____ Records shown

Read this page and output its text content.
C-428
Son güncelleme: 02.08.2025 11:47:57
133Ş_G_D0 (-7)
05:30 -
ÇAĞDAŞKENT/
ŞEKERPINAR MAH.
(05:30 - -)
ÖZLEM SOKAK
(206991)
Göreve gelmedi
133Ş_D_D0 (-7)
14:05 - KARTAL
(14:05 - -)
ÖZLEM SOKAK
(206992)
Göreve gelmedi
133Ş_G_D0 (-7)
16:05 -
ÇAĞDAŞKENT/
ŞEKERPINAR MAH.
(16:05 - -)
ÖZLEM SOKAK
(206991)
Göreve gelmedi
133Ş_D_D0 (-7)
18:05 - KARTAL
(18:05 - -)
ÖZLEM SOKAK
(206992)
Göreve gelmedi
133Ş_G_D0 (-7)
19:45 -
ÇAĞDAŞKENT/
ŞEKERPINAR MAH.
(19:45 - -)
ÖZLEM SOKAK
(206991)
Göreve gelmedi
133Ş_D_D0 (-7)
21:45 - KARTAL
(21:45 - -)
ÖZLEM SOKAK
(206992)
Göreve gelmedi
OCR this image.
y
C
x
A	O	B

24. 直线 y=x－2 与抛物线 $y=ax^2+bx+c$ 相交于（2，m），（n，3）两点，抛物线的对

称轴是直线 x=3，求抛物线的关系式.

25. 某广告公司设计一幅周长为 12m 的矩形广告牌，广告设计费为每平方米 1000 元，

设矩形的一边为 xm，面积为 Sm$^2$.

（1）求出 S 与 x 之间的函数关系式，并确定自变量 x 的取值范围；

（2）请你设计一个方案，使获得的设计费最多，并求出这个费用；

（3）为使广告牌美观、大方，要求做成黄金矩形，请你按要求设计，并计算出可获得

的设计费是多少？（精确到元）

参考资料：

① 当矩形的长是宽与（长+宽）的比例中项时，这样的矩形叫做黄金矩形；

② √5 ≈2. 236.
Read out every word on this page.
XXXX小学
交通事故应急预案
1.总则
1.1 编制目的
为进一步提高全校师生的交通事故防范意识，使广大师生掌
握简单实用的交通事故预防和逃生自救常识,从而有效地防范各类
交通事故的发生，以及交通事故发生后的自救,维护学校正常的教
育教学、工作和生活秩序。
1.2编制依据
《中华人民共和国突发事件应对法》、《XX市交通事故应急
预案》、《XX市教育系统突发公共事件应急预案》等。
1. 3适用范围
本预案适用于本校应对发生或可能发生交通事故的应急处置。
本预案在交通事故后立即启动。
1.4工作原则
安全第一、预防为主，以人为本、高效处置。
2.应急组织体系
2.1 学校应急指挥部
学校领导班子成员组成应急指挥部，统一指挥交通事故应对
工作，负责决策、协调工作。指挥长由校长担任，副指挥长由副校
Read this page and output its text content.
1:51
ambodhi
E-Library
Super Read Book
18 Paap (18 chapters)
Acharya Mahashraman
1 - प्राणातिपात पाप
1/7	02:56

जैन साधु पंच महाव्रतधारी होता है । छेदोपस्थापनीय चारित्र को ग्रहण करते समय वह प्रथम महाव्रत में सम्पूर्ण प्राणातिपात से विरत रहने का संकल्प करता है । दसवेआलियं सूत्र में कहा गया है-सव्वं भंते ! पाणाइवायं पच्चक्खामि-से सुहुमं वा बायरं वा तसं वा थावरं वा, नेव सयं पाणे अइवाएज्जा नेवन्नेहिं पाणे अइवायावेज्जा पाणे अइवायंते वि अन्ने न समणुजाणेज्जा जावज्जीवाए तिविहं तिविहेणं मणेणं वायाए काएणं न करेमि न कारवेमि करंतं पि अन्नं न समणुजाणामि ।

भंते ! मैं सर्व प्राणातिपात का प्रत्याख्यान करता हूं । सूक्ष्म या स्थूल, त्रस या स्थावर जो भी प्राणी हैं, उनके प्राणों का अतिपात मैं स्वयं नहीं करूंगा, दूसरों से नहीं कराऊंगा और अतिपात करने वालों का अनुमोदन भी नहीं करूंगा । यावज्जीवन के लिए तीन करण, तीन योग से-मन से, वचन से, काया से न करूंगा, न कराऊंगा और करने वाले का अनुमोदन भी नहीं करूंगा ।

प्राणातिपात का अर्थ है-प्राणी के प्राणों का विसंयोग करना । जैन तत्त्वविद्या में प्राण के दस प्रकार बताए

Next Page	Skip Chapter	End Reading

________

Exercise task »
Copy out each line above, character for character.

Correct result »
Read this page and output its text content.
C-428
Son güncelleme: 02.08.2025 11:47:57
133Ş_G_D0 (-7)
05:30 -
ÇAĞDAŞKENT/
ŞEKERPINAR MAH.
(05:30 - -)
ÖZLEM SOKAK
(206991)
Göreve gelmedi
133Ş_D_D0 (-7)
14:05 - KARTAL
(14:05 - -)
ÖZLEM SOKAK
(206992)
Göreve gelmedi
133Ş_G_D0 (-7)
16:05 -
ÇAĞDAŞKENT/
ŞEKERPINAR MAH.
(16:05 - -)
ÖZLEM SOKAK
(206991)
Göreve gelmedi
133Ş_D_D0 (-7)
18:05 - KARTAL
(18:05 - -)
ÖZLEM SOKAK
(206992)
Göreve gelmedi
133Ş_G_D0 (-7)
19:45 -
ÇAĞDAŞKENT/
ŞEKERPINAR MAH.
(19:45 - -)
ÖZLEM SOKAK
(206991)
Göreve gelmedi
133Ş_D_D0 (-7)
21:45 - KARTAL
(21:45 - -)
ÖZLEM SOKAK
(206992)
Göreve gelmedi
OCR this image.
y
C
x
A	O	B

24. 直线 y=x－2 与抛物线 $y=ax^2+bx+c$ 相交于（2，m），（n，3）两点，抛物线的对

称轴是直线 x=3，求抛物线的关系式.

25. 某广告公司设计一幅周长为 12m 的矩形广告牌，广告设计费为每平方米 1000 元，

设矩形的一边为 xm，面积为 Sm$^2$.

（1）求出 S 与 x 之间的函数关系式，并确定自变量 x 的取值范围；

（2）请你设计一个方案，使获得的设计费最多，并求出这个费用；

（3）为使广告牌美观、大方，要求做成黄金矩形，请你按要求设计，并计算出可获得

的设计费是多少？（精确到元）

参考资料：

① 当矩形的长是宽与（长+宽）的比例中项时，这样的矩形叫做黄金矩形；

② √5 ≈2. 236.
Read out every word on this page.
XXXX小学
交通事故应急预案
1.总则
1.1 编制目的
为进一步提高全校师生的交通事故防范意识，使广大师生掌
握简单实用的交通事故预防和逃生自救常识,从而有效地防范各类
交通事故的发生，以及交通事故发生后的自救,维护学校正常的教
育教学、工作和生活秩序。
1.2编制依据
《中华人民共和国突发事件应对法》、《XX市交通事故应急
预案》、《XX市教育系统突发公共事件应急预案》等。
1. 3适用范围
本预案适用于本校应对发生或可能发生交通事故的应急处置。
本预案在交通事故后立即启动。
1.4工作原则
安全第一、预防为主，以人为本、高效处置。
2.应急组织体系
2.1 学校应急指挥部
学校领导班子成员组成应急指挥部，统一指挥交通事故应对
工作，负责决策、协调工作。指挥长由校长担任，副指挥长由副校
Read this page and output its text content.
1:51
ambodhi
E-Library
Super Read Book
18 Paap (18 chapters)
Acharya Mahashraman
1 - प्राणातिपात पाप
1/7	02:56

जैन साधु पंच महाव्रतधारी होता है । छेदोपस्थापनीय चारित्र को ग्रहण करते समय वह प्रथम महाव्रत में सम्पूर्ण प्राणातिपात से विरत रहने का संकल्प करता है । दसवेआलियं सूत्र में कहा गया है-सव्वं भंते ! पाणाइवायं पच्चक्खामि-से सुहुमं वा बायरं वा तसं वा थावरं वा, नेव सयं पाणे अइवाएज्जा नेवन्नेहिं पाणे अइवायावेज्जा पाणे अइवायंते वि अन्ने न समणुजाणेज्जा जावज्जीवाए तिविहं तिविहेणं मणेणं वायाए काएणं न करेमि न कारवेमि करंतं पि अन्नं न समणुजाणामि ।

भंते ! मैं सर्व प्राणातिपात का प्रत्याख्यान करता हूं । सूक्ष्म या स्थूल, त्रस या स्थावर जो भी प्राणी हैं, उनके प्राणों का अतिपात मैं स्वयं नहीं करूंगा, दूसरों से नहीं कराऊंगा और अतिपात करने वालों का अनुमोदन भी नहीं करूंगा । यावज्जीवन के लिए तीन करण, तीन योग से-मन से, वचन से, काया से न करूंगा, न कराऊंगा और करने वाले का अनुमोदन भी नहीं करूंगा ।

प्राणातिपात का अर्थ है-प्राणी के प्राणों का विसंयोग करना । जैन तत्त्वविद्या में प्राण के दस प्रकार बताए

Next Page	Skip Chapter	End Reading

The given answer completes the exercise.